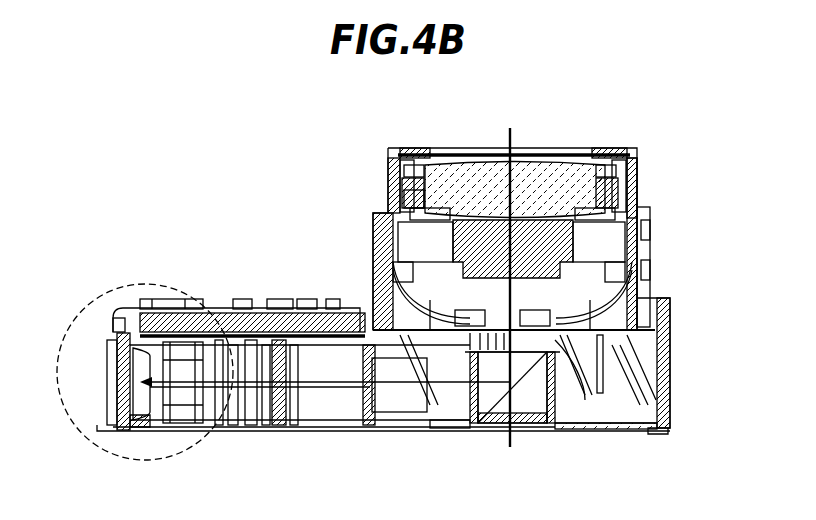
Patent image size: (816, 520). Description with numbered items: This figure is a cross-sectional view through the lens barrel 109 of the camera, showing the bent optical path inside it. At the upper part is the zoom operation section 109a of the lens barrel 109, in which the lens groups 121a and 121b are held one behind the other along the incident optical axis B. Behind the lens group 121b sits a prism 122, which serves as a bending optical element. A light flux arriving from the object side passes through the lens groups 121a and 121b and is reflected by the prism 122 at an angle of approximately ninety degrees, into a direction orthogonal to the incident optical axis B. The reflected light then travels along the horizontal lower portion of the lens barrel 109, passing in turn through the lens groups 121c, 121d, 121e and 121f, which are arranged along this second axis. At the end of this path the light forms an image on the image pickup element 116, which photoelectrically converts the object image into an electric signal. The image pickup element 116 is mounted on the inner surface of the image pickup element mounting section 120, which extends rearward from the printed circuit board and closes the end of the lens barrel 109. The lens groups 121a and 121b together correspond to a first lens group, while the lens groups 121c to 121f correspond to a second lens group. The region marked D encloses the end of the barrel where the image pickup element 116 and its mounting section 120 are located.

The lens barrel 109 is at (236, 165).
The zoom operation section 109a is at (630, 192).
The lens group 121a is at (560, 178).
The lens group 121b is at (405, 200).
The lens group 121c is at (447, 427).
The lens group 121d is at (313, 336).
The lens group 121e is at (272, 345).
The lens group 121f is at (200, 333).
The prism 122 is at (512, 433).
The image pickup element mounting section 120 is at (112, 385).
The image pickup element 116 is at (140, 432).
The incident optical axis B is at (513, 142).
The detail region D is at (68, 335).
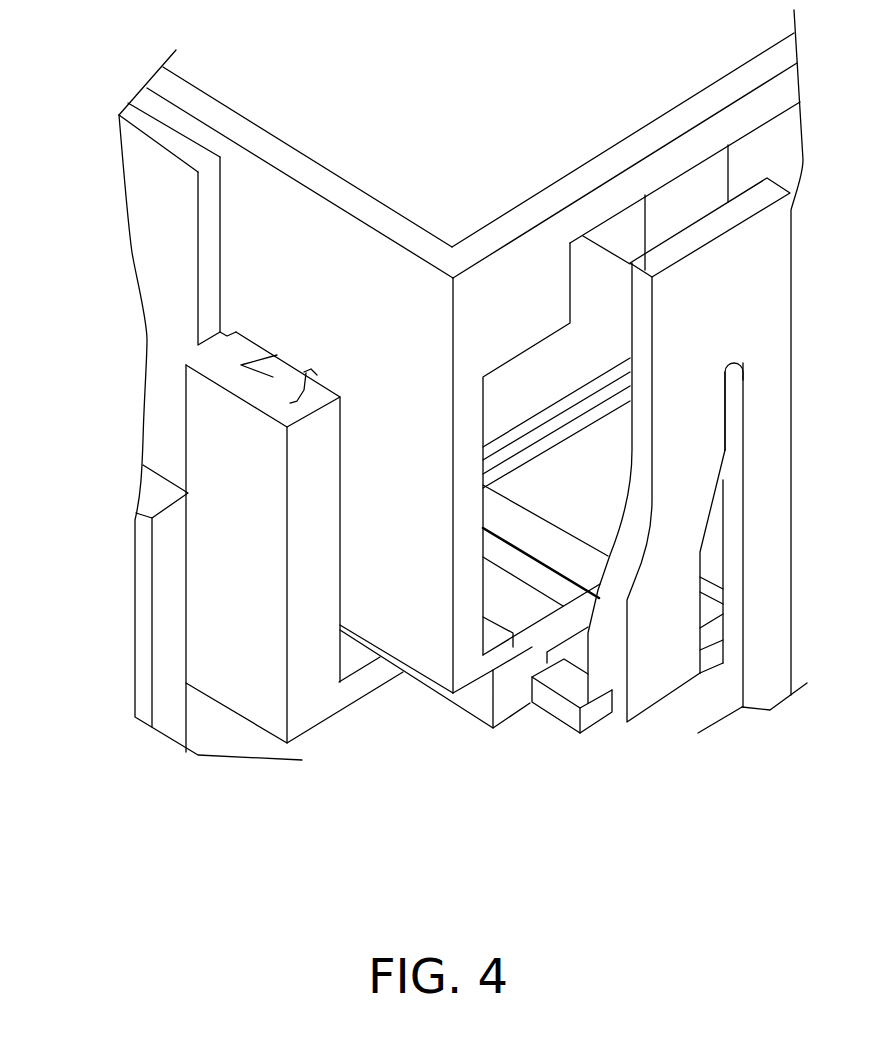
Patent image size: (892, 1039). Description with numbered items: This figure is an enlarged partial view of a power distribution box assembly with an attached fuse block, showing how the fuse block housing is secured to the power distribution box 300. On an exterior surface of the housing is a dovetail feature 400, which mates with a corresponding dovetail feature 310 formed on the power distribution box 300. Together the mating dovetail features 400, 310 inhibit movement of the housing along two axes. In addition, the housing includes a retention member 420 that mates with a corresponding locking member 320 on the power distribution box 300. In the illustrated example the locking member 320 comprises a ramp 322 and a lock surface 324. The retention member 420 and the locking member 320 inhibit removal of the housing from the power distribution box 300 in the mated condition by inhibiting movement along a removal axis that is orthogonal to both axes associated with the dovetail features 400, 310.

* _EXERCISE PROMPT_
Copy the items word for word from the beginning through the line with "The lens group 121e is at (272, 345).", and leave the pictures out.

* _FULL SOLUTION_
Patent image size: (816, 520). Description with numbered items: This figure is a cross-sectional view through the lens barrel 109 of the camera, showing the bent optical path inside it. At the upper part is the zoom operation section 109a of the lens barrel 109, in which the lens groups 121a and 121b are held one behind the other along the incident optical axis B. Behind the lens group 121b sits a prism 122, which serves as a bending optical element. A light flux arriving from the object side passes through the lens groups 121a and 121b and is reflected by the prism 122 at an angle of approximately ninety degrees, into a direction orthogonal to the incident optical axis B. The reflected light then travels along the horizontal lower portion of the lens barrel 109, passing in turn through the lens groups 121c, 121d, 121e and 121f, which are arranged along this second axis. At the end of this path the light forms an image on the image pickup element 116, which photoelectrically converts the object image into an electric signal. The image pickup element 116 is mounted on the inner surface of the image pickup element mounting section 120, which extends rearward from the printed circuit board and closes the end of the lens barrel 109. The lens groups 121a and 121b together correspond to a first lens group, while the lens groups 121c to 121f correspond to a second lens group. The region marked D encloses the end of the barrel where the image pickup element 116 and its mounting section 120 are located.

The lens barrel 109 is at (236, 165).
The zoom operation section 109a is at (630, 192).
The lens group 121a is at (560, 178).
The lens group 121b is at (405, 200).
The lens group 121c is at (447, 427).
The lens group 121d is at (313, 336).
The lens group 121e is at (272, 345).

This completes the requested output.